§ Extracted records

┏━━

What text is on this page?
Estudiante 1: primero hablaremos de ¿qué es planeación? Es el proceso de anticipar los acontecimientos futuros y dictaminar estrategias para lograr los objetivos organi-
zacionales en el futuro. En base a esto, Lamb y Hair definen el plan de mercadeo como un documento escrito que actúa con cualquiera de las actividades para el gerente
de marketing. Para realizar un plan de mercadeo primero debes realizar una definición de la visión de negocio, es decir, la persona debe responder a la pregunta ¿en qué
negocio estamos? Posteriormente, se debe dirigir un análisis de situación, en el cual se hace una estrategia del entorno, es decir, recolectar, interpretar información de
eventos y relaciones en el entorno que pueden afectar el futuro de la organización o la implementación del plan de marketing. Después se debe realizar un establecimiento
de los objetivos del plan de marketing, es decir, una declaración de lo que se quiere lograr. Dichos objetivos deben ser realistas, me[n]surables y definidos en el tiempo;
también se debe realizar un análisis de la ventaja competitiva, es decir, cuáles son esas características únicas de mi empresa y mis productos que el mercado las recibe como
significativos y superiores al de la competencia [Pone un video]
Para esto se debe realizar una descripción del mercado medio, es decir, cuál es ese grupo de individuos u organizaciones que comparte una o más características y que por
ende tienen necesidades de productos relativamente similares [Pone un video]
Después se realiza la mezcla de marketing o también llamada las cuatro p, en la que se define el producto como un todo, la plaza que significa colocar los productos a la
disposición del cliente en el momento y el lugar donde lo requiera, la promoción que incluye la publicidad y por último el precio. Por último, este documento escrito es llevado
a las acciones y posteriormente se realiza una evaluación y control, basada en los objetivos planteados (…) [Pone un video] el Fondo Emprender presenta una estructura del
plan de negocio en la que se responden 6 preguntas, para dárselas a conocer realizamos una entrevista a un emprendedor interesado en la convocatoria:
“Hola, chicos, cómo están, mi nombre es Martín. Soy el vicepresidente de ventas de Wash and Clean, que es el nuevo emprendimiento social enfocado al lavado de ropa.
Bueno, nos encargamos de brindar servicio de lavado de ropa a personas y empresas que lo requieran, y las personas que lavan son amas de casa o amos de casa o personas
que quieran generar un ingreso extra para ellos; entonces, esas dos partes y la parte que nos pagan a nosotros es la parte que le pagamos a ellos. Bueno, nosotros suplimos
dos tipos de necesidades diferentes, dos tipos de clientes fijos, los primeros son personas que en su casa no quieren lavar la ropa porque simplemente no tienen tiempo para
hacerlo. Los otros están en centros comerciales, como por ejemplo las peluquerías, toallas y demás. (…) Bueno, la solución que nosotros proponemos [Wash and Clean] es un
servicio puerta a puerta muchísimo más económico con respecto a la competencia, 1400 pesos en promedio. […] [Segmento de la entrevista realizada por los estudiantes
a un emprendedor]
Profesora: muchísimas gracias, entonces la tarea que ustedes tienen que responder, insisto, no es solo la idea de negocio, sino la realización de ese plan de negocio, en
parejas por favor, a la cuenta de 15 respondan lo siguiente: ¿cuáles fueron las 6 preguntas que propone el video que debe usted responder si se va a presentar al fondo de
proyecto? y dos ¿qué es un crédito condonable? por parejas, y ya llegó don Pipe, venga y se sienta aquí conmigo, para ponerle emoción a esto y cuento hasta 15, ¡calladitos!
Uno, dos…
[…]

┗━━

§ Job
Copy out every line of the data above, exactly as given.

§ Answer to the exercise
What text is on this page?
Estudiante 1: primero hablaremos de ¿qué es planeación? Es el proceso de anticipar los acontecimientos futuros y dictaminar estrategias para lograr los objetivos organi-
zacionales en el futuro. En base a esto, Lamb y Hair definen el plan de mercadeo como un documento escrito que actúa con cualquiera de las actividades para el gerente
de marketing. Para realizar un plan de mercadeo primero debes realizar una definición de la visión de negocio, es decir, la persona debe responder a la pregunta ¿en qué
negocio estamos? Posteriormente, se debe dirigir un análisis de situación, en el cual se hace una estrategia del entorno, es decir, recolectar, interpretar información de
eventos y relaciones en el entorno que pueden afectar el futuro de la organización o la implementación del plan de marketing. Después se debe realizar un establecimiento
de los objetivos del plan de marketing, es decir, una declaración de lo que se quiere lograr. Dichos objetivos deben ser realistas, me[n]surables y definidos en el tiempo;
también se debe realizar un análisis de la ventaja competitiva, es decir, cuáles son esas características únicas de mi empresa y mis productos que el mercado las recibe como
significativos y superiores al de la competencia [Pone un video]
Para esto se debe realizar una descripción del mercado medio, es decir, cuál es ese grupo de individuos u organizaciones que comparte una o más características y que por
ende tienen necesidades de productos relativamente similares [Pone un video]
Después se realiza la mezcla de marketing o también llamada las cuatro p, en la que se define el producto como un todo, la plaza que significa colocar los productos a la
disposición del cliente en el momento y el lugar donde lo requiera, la promoción que incluye la publicidad y por último el precio. Por último, este documento escrito es llevado
a las acciones y posteriormente se realiza una evaluación y control, basada en los objetivos planteados (…) [Pone un video] el Fondo Emprender presenta una estructura del
plan de negocio en la que se responden 6 preguntas, para dárselas a conocer realizamos una entrevista a un emprendedor interesado en la convocatoria:
“Hola, chicos, cómo están, mi nombre es Martín. Soy el vicepresidente de ventas de Wash and Clean, que es el nuevo emprendimiento social enfocado al lavado de ropa.
Bueno, nos encargamos de brindar servicio de lavado de ropa a personas y empresas que lo requieran, y las personas que lavan son amas de casa o amos de casa o personas
que quieran generar un ingreso extra para ellos; entonces, esas dos partes y la parte que nos pagan a nosotros es la parte que le pagamos a ellos. Bueno, nosotros suplimos
dos tipos de necesidades diferentes, dos tipos de clientes fijos, los primeros son personas que en su casa no quieren lavar la ropa porque simplemente no tienen tiempo para
hacerlo. Los otros están en centros comerciales, como por ejemplo las peluquerías, toallas y demás. (…) Bueno, la solución que nosotros proponemos [Wash and Clean] es un
servicio puerta a puerta muchísimo más económico con respecto a la competencia, 1400 pesos en promedio. […] [Segmento de la entrevista realizada por los estudiantes
a un emprendedor]
Profesora: muchísimas gracias, entonces la tarea que ustedes tienen que responder, insisto, no es solo la idea de negocio, sino la realización de ese plan de negocio, en
parejas por favor, a la cuenta de 15 respondan lo siguiente: ¿cuáles fueron las 6 preguntas que propone el video que debe usted responder si se va a presentar al fondo de
proyecto? y dos ¿qué es un crédito condonable? por parejas, y ya llegó don Pipe, venga y se sienta aquí conmigo, para ponerle emoción a esto y cuento hasta 15, ¡calladitos!
Uno, dos…
[…]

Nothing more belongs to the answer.